• _Stated exercise_
Print the records below exactly as they appear.

• _Entries taken from a collection_
※ ※ ※

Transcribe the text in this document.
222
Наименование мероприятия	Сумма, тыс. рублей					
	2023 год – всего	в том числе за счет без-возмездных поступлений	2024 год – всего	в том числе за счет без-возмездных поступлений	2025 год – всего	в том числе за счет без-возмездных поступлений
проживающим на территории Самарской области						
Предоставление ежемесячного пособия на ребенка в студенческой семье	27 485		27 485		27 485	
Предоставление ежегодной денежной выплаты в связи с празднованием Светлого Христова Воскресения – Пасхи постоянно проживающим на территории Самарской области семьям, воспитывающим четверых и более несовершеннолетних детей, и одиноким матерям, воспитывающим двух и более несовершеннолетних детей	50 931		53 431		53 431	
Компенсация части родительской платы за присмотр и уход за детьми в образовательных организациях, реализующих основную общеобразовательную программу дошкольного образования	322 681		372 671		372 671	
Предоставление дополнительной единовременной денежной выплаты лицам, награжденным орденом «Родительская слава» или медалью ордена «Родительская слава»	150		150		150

※ ※ ※

• _Reply_
Transcribe the text in this document.
222
Наименование мероприятия	Сумма, тыс. рублей					
	2023 год – всего	в том числе за счет без-возмездных поступлений	2024 год – всего	в том числе за счет без-возмездных поступлений	2025 год – всего	в том числе за счет без-возмездных поступлений
проживающим на территории Самарской области						
Предоставление ежемесячного пособия на ребенка в студенческой семье	27 485		27 485		27 485	
Предоставление ежегодной денежной выплаты в связи с празднованием Светлого Христова Воскресения – Пасхи постоянно проживающим на территории Самарской области семьям, воспитывающим четверых и более несовершеннолетних детей, и одиноким матерям, воспитывающим двух и более несовершеннолетних детей	50 931		53 431		53 431	
Компенсация части родительской платы за присмотр и уход за детьми в образовательных организациях, реализующих основную общеобразовательную программу дошкольного образования	322 681		372 671		372 671	
Предоставление дополнительной единовременной денежной выплаты лицам, награжденным орденом «Родительская слава» или медалью ордена «Родительская слава»	150		150		150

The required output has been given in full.